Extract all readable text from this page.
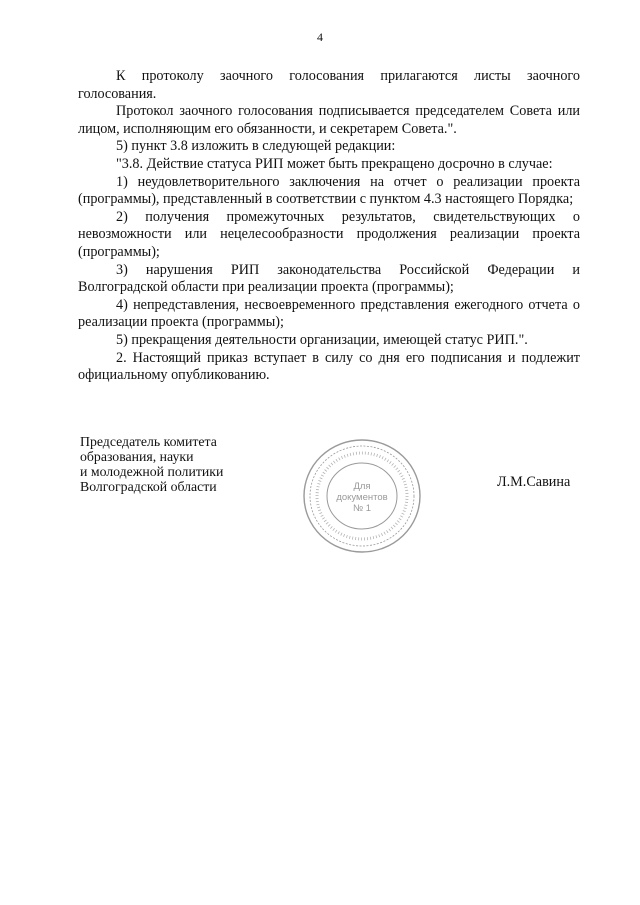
4

К протоколу заочного голосования прилагаются листы заочного голосования.

Протокол заочного голосования подписывается председателем Совета или лицом, исполняющим его обязанности, и секретарем Совета.".

5) пункт 3.8 изложить в следующей редакции:

"3.8. Действие статуса РИП может быть прекращено досрочно в случае:

1) неудовлетворительного заключения на отчет о реализации проекта (программы), представленный в соответствии с пунктом 4.3 настоящего Порядка;

2) получения промежуточных результатов, свидетельствующих о невозможности или нецелесообразности продолжения реализации проекта (программы);

3) нарушения РИП законодательства Российской Федерации и Волгоградской области при реализации проекта (программы);

4) непредставления, несвоевременного представления ежегодного отчета о реализации проекта (программы);

5) прекращения деятельности организации, имеющей статус РИП.".

2. Настоящий приказ вступает в силу со дня его подписания и подлежит официальному опубликованию.

Председатель комитета
образования, науки
и молодежной политики
Волгоградской области	Для
документов
№ 1
Л.М.Савина
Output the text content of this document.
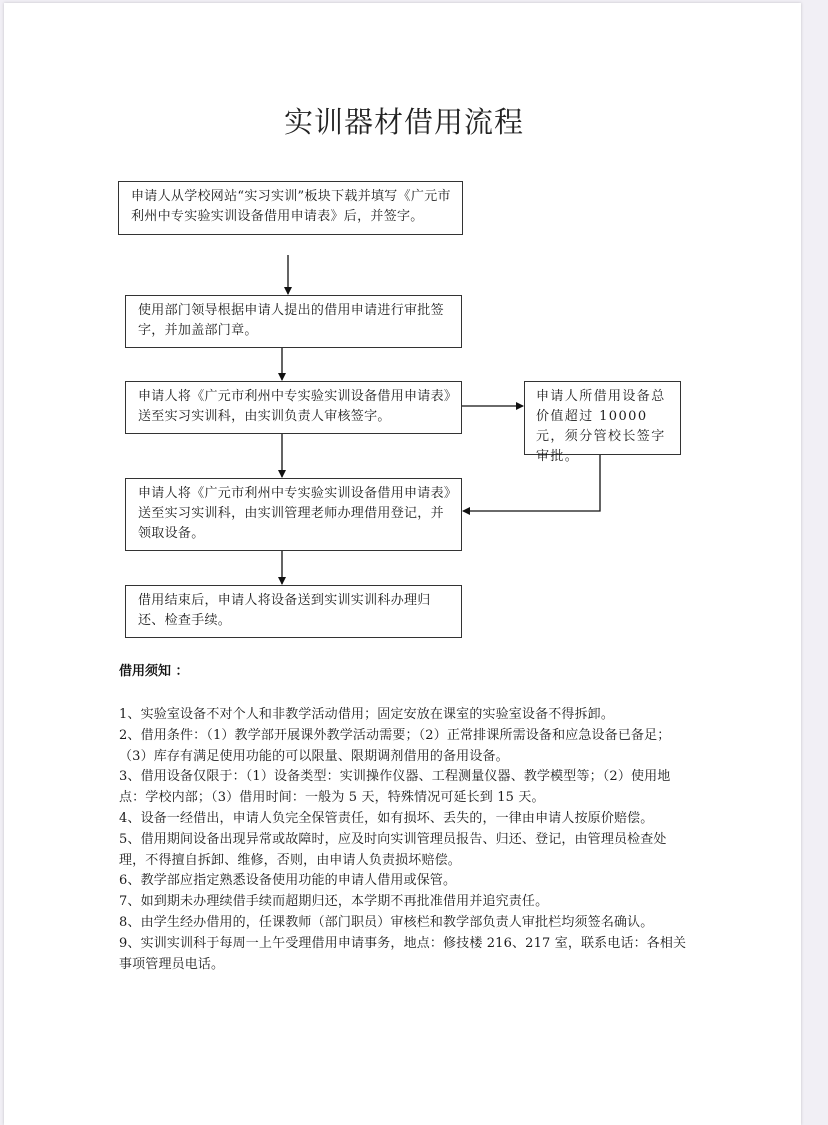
实训器材借用流程
申请人从学校网站“实习实训”板块下载并填写《广元市利州中专实验实训设备借用申请表》后，并签字。
使用部门领导根据申请人提出的借用申请进行审批签字，并加盖部门章。
申请人将《广元市利州中专实验实训设备借用申请表》送至实习实训科，由实训负责人审核签字。
申请人所借用设备总价值超过 10000 元，须分管校长签字审批。
申请人将《广元市利州中专实验实训设备借用申请表》送至实习实训科，由实训管理老师办理借用登记，并领取设备。
借用结束后，申请人将设备送到实训实训科办理归还、检查手续。
借用须知 ：
1、实验室设备不对个人和非教学活动借用；固定安放在课室的实验室设备不得拆卸。
2、借用条件：（1）教学部开展课外教学活动需要；（2）正常排课所需设备和应急设备已备足；（3）库存有满足使用功能的可以限量、限期调剂借用的备用设备。
3、借用设备仅限于：（1）设备类型：实训操作仪器、工程测量仪器、教学模型等；（2）使用地点：学校内部；（3）借用时间：一般为 5 天，特殊情况可延长到 15 天。
4、设备一经借出，申请人负完全保管责任，如有损坏、丢失的，一律由申请人按原价赔偿。
5、借用期间设备出现异常或故障时，应及时向实训管理员报告、归还、登记，由管理员检查处理，不得擅自拆卸、维修，否则，由申请人负责损坏赔偿。
6、教学部应指定熟悉设备使用功能的申请人借用或保管。
7、如到期未办理续借手续而超期归还，本学期不再批准借用并追究责任。
8、由学生经办借用的，任课教师（部门职员）审核栏和教学部负责人审批栏均须签名确认。
9、实训实训科于每周一上午受理借用申请事务，地点：修技楼 216、217 室，联系电话：各相关事项管理员电话。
****************************************
» **Challenge**
Copy out every line with the word "заочного".

» **Expected output**
К протоколу заочного голосования прилагаются листы заочного голосования.
Протокол заочного голосования подписывается председателем Совета или лицом, исполняющим его обязанности, и секретарем Совета.".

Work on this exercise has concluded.